* _Assignment_
The answer must consist of every record, printed exactly as it stands.

* _Data for review_
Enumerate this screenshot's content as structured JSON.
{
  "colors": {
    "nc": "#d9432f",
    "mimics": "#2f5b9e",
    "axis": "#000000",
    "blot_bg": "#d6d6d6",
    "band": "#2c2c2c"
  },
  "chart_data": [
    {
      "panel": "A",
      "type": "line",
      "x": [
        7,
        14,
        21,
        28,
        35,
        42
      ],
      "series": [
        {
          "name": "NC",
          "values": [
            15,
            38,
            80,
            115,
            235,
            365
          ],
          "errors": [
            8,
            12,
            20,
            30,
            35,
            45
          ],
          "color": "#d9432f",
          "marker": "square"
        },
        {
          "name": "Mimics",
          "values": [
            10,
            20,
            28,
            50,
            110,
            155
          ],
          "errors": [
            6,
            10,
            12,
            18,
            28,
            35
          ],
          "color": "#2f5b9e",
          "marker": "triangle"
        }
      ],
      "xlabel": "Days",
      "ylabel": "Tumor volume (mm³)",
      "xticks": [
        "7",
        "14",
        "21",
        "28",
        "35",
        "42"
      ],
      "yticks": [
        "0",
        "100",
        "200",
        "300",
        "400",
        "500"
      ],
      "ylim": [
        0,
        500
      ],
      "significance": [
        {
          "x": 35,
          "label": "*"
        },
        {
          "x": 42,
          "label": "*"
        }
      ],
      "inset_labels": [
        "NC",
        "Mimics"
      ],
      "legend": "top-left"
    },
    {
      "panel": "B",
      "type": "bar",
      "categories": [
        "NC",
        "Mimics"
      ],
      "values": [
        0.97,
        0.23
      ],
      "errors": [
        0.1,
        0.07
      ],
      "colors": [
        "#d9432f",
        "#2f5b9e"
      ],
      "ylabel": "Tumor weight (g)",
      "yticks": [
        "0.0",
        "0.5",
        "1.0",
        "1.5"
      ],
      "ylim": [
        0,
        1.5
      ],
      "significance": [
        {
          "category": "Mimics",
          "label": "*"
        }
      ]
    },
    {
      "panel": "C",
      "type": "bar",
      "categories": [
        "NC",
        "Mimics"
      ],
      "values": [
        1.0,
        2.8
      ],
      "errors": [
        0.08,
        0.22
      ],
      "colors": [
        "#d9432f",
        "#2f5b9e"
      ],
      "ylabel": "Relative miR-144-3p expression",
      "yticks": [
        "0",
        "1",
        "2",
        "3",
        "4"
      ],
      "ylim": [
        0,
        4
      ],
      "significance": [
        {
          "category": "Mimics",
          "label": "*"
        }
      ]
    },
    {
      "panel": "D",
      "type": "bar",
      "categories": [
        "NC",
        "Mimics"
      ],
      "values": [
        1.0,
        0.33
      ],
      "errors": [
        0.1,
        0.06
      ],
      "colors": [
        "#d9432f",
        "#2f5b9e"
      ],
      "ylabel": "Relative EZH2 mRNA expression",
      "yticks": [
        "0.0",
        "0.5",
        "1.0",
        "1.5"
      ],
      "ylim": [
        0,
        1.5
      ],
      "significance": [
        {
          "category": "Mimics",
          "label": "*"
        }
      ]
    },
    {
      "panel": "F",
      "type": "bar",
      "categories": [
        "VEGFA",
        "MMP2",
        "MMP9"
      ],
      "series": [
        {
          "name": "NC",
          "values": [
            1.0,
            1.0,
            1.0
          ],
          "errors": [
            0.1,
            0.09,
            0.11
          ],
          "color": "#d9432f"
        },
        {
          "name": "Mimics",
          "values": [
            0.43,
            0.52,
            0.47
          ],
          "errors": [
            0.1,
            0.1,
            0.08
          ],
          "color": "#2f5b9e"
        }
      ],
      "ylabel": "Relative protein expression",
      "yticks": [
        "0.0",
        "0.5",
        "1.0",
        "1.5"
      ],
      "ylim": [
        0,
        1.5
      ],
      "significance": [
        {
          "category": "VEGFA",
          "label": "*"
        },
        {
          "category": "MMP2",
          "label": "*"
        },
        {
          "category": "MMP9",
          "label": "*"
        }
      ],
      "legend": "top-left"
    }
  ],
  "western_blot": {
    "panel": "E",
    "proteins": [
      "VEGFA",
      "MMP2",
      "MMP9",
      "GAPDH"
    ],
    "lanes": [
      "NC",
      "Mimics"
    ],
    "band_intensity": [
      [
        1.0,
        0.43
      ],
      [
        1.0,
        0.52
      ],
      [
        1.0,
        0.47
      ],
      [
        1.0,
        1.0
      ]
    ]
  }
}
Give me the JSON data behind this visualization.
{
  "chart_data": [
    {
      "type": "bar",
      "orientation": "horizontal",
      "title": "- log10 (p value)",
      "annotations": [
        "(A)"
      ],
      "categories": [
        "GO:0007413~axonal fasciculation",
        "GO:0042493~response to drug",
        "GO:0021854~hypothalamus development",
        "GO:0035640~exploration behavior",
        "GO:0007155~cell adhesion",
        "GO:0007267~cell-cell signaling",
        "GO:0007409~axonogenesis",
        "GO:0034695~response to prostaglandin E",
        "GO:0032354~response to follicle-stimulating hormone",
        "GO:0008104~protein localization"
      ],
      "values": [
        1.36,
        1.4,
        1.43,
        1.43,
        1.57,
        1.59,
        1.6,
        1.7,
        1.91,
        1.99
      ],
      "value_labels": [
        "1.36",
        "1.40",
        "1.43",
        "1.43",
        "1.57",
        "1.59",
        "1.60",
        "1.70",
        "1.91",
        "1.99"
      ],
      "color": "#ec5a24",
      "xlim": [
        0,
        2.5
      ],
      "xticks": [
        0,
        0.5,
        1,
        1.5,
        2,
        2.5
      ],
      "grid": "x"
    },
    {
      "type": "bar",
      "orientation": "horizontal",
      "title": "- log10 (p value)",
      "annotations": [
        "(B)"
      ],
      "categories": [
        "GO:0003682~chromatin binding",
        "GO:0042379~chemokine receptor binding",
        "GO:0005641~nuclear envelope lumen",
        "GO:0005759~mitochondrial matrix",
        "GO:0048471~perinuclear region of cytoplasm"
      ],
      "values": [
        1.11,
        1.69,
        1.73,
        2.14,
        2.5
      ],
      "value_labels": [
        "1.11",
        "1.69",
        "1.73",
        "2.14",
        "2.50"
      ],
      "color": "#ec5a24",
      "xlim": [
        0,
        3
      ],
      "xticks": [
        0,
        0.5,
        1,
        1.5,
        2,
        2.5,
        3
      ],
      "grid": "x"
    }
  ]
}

* _Output_
Enumerate this screenshot's content as structured JSON.
{
  "colors": {
    "nc": "#d9432f",
    "mimics": "#2f5b9e",
    "axis": "#000000",
    "blot_bg": "#d6d6d6",
    "band": "#2c2c2c"
  },
  "chart_data": [
    {
      "panel": "A",
      "type": "line",
      "x": [
        7,
        14,
        21,
        28,
        35,
        42
      ],
      "series": [
        {
          "name": "NC",
          "values": [
            15,
            38,
            80,
            115,
            235,
            365
          ],
          "errors": [
            8,
            12,
            20,
            30,
            35,
            45
          ],
          "color": "#d9432f",
          "marker": "square"
        },
        {
          "name": "Mimics",
          "values": [
            10,
            20,
            28,
            50,
            110,
            155
          ],
          "errors": [
            6,
            10,
            12,
            18,
            28,
            35
          ],
          "color": "#2f5b9e",
          "marker": "triangle"
        }
      ],
      "xlabel": "Days",
      "ylabel": "Tumor volume (mm³)",
      "xticks": [
        "7",
        "14",
        "21",
        "28",
        "35",
        "42"
      ],
      "yticks": [
        "0",
        "100",
        "200",
        "300",
        "400",
        "500"
      ],
      "ylim": [
        0,
        500
      ],
      "significance": [
        {
          "x": 35,
          "label": "*"
        },
        {
          "x": 42,
          "label": "*"
        }
      ],
      "inset_labels": [
        "NC",
        "Mimics"
      ],
      "legend": "top-left"
    },
    {
      "panel": "B",
      "type": "bar",
      "categories": [
        "NC",
        "Mimics"
      ],
      "values": [
        0.97,
        0.23
      ],
      "errors": [
        0.1,
        0.07
      ],
      "colors": [
        "#d9432f",
        "#2f5b9e"
      ],
      "ylabel": "Tumor weight (g)",
      "yticks": [
        "0.0",
        "0.5",
        "1.0",
        "1.5"
      ],
      "ylim": [
        0,
        1.5
      ],
      "significance": [
        {
          "category": "Mimics",
          "label": "*"
        }
      ]
    },
    {
      "panel": "C",
      "type": "bar",
      "categories": [
        "NC",
        "Mimics"
      ],
      "values": [
        1.0,
        2.8
      ],
      "errors": [
        0.08,
        0.22
      ],
      "colors": [
        "#d9432f",
        "#2f5b9e"
      ],
      "ylabel": "Relative miR-144-3p expression",
      "yticks": [
        "0",
        "1",
        "2",
        "3",
        "4"
      ],
      "ylim": [
        0,
        4
      ],
      "significance": [
        {
          "category": "Mimics",
          "label": "*"
        }
      ]
    },
    {
      "panel": "D",
      "type": "bar",
      "categories": [
        "NC",
        "Mimics"
      ],
      "values": [
        1.0,
        0.33
      ],
      "errors": [
        0.1,
        0.06
      ],
      "colors": [
        "#d9432f",
        "#2f5b9e"
      ],
      "ylabel": "Relative EZH2 mRNA expression",
      "yticks": [
        "0.0",
        "0.5",
        "1.0",
        "1.5"
      ],
      "ylim": [
        0,
        1.5
      ],
      "significance": [
        {
          "category": "Mimics",
          "label": "*"
        }
      ]
    },
    {
      "panel": "F",
      "type": "bar",
      "categories": [
        "VEGFA",
        "MMP2",
        "MMP9"
      ],
      "series": [
        {
          "name": "NC",
          "values": [
            1.0,
            1.0,
            1.0
          ],
          "errors": [
            0.1,
            0.09,
            0.11
          ],
          "color": "#d9432f"
        },
        {
          "name": "Mimics",
          "values": [
            0.43,
            0.52,
            0.47
          ],
          "errors": [
            0.1,
            0.1,
            0.08
          ],
          "color": "#2f5b9e"
        }
      ],
      "ylabel": "Relative protein expression",
      "yticks": [
        "0.0",
        "0.5",
        "1.0",
        "1.5"
      ],
      "ylim": [
        0,
        1.5
      ],
      "significance": [
        {
          "category": "VEGFA",
          "label": "*"
        },
        {
          "category": "MMP2",
          "label": "*"
        },
        {
          "category": "MMP9",
          "label": "*"
        }
      ],
      "legend": "top-left"
    }
  ],
  "western_blot": {
    "panel": "E",
    "proteins": [
      "VEGFA",
      "MMP2",
      "MMP9",
      "GAPDH"
    ],
    "lanes": [
      "NC",
      "Mimics"
    ],
    "band_intensity": [
      [
        1.0,
        0.43
      ],
      [
        1.0,
        0.52
      ],
      [
        1.0,
        0.47
      ],
      [
        1.0,
        1.0
      ]
    ]
  }
}
Give me the JSON data behind this visualization.
{
  "chart_data": [
    {
      "type": "bar",
      "orientation": "horizontal",
      "title": "- log10 (p value)",
      "annotations": [
        "(A)"
      ],
      "categories": [
        "GO:0007413~axonal fasciculation",
        "GO:0042493~response to drug",
        "GO:0021854~hypothalamus development",
        "GO:0035640~exploration behavior",
        "GO:0007155~cell adhesion",
        "GO:0007267~cell-cell signaling",
        "GO:0007409~axonogenesis",
        "GO:0034695~response to prostaglandin E",
        "GO:0032354~response to follicle-stimulating hormone",
        "GO:0008104~protein localization"
      ],
      "values": [
        1.36,
        1.4,
        1.43,
        1.43,
        1.57,
        1.59,
        1.6,
        1.7,
        1.91,
        1.99
      ],
      "value_labels": [
        "1.36",
        "1.40",
        "1.43",
        "1.43",
        "1.57",
        "1.59",
        "1.60",
        "1.70",
        "1.91",
        "1.99"
      ],
      "color": "#ec5a24",
      "xlim": [
        0,
        2.5
      ],
      "xticks": [
        0,
        0.5,
        1,
        1.5,
        2,
        2.5
      ],
      "grid": "x"
    },
    {
      "type": "bar",
      "orientation": "horizontal",
      "title": "- log10 (p value)",
      "annotations": [
        "(B)"
      ],
      "categories": [
        "GO:0003682~chromatin binding",
        "GO:0042379~chemokine receptor binding",
        "GO:0005641~nuclear envelope lumen",
        "GO:0005759~mitochondrial matrix",
        "GO:0048471~perinuclear region of cytoplasm"
      ],
      "values": [
        1.11,
        1.69,
        1.73,
        2.14,
        2.5
      ],
      "value_labels": [
        "1.11",
        "1.69",
        "1.73",
        "2.14",
        "2.50"
      ],
      "color": "#ec5a24",
      "xlim": [
        0,
        3
      ],
      "xticks": [
        0,
        0.5,
        1,
        1.5,
        2,
        2.5,
        3
      ],
      "grid": "x"
    }
  ]
}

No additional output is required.